## Work to complete
Transcribe, word for word, the line containing "Read all visible content and emit it as JSON." and each line following it through the end of the listing below. Omit all other lines.

## Input for this task

....................

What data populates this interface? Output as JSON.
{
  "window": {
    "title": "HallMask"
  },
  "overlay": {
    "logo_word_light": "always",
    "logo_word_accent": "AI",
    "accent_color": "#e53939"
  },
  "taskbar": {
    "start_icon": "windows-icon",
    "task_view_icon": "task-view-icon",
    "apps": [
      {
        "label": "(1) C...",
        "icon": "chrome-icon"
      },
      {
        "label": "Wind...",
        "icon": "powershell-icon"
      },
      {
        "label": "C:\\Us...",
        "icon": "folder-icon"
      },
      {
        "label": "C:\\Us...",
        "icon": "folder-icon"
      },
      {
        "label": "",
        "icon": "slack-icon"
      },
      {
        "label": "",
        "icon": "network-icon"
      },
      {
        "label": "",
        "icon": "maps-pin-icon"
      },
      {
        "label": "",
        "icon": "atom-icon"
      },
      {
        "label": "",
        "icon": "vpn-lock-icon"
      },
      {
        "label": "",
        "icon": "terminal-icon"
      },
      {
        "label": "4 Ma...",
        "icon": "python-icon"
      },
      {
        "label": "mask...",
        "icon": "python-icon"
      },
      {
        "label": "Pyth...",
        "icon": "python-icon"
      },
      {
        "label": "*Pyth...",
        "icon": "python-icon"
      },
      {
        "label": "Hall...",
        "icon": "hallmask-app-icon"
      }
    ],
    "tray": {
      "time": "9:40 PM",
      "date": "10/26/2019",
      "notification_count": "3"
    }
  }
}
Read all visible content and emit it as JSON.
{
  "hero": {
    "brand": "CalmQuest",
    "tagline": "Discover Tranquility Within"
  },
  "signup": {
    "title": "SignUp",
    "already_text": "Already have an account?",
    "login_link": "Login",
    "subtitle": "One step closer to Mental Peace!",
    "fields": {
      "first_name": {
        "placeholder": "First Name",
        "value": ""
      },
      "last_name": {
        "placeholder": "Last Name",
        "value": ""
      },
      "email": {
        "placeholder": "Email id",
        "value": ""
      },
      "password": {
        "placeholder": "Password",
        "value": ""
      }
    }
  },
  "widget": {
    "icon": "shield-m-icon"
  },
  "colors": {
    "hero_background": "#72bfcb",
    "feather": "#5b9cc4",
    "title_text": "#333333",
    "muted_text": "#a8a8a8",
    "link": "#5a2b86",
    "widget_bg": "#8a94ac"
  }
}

....................

## Answer for this exercise
Read all visible content and emit it as JSON.
{
  "hero": {
    "brand": "CalmQuest",
    "tagline": "Discover Tranquility Within"
  },
  "signup": {
    "title": "SignUp",
    "already_text": "Already have an account?",
    "login_link": "Login",
    "subtitle": "One step closer to Mental Peace!",
    "fields": {
      "first_name": {
        "placeholder": "First Name",
        "value": ""
      },
      "last_name": {
        "placeholder": "Last Name",
        "value": ""
      },
      "email": {
        "placeholder": "Email id",
        "value": ""
      },
      "password": {
        "placeholder": "Password",
        "value": ""
      }
    }
  },
  "widget": {
    "icon": "shield-m-icon"
  },
  "colors": {
    "hero_background": "#72bfcb",
    "feather": "#5b9cc4",
    "title_text": "#333333",
    "muted_text": "#a8a8a8",
    "link": "#5a2b86",
    "widget_bg": "#8a94ac"
  }
}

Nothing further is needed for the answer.